╭─ Data provided
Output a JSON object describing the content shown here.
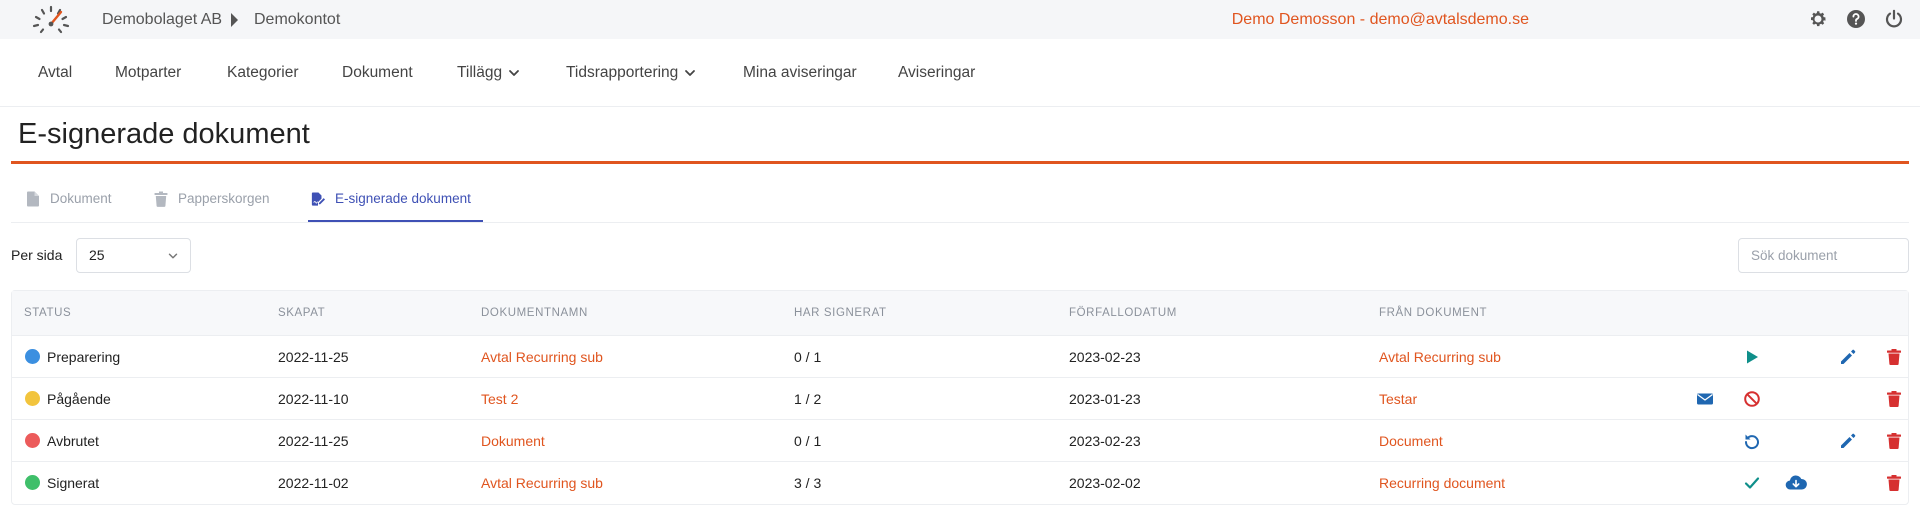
{
  "header": {
    "company": "Demobolaget AB",
    "account": "Demokontot",
    "user": "Demo Demosson - demo@avtalsdemo.se"
  },
  "nav": {
    "items": [
      "Avtal",
      "Motparter",
      "Kategorier",
      "Dokument",
      "Tillägg",
      "Tidsrapportering",
      "Mina aviseringar",
      "Aviseringar"
    ]
  },
  "page": {
    "title": "E-signerade dokument"
  },
  "tabs": [
    "Dokument",
    "Papperskorgen",
    "E-signerade dokument"
  ],
  "controls": {
    "per_page_label": "Per sida",
    "per_page_value": "25",
    "search_placeholder": "Sök dokument"
  },
  "table": {
    "headers": [
      "STATUS",
      "SKAPAT",
      "DOKUMENTNAMN",
      "HAR SIGNERAT",
      "FÖRFALLODATUM",
      "FRÅN DOKUMENT"
    ],
    "rows": [
      {
        "status": "Preparering",
        "color": "#3b8fe0",
        "created": "2022-11-25",
        "name": "Avtal Recurring sub",
        "signed": "0 / 1",
        "due": "2023-02-23",
        "source": "Avtal Recurring sub"
      },
      {
        "status": "Pågående",
        "color": "#f2c43d",
        "created": "2022-11-10",
        "name": "Test 2",
        "signed": "1 / 2",
        "due": "2023-01-23",
        "source": "Testar"
      },
      {
        "status": "Avbrutet",
        "color": "#ec5b5b",
        "created": "2022-11-25",
        "name": "Dokument",
        "signed": "0 / 1",
        "due": "2023-02-23",
        "source": "Document"
      },
      {
        "status": "Signerat",
        "color": "#3fbf6a",
        "created": "2022-11-02",
        "name": "Avtal Recurring sub",
        "signed": "3 / 3",
        "due": "2023-02-02",
        "source": "Recurring document"
      }
    ]
  },
  "colors": {
    "accent": "#e0551f",
    "active_tab": "#3f51b5",
    "action_blue": "#1f67b1",
    "delete_red": "#d63030",
    "play_teal": "#0f8f8a"
  }
}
╰─
*Exercise task*.
Scan the material above. Return every line containing the string "source".

*Written response*.
        "source": "Avtal Recurring sub"
        "source": "Testar"
        "source": "Document"
        "source": "Recurring document"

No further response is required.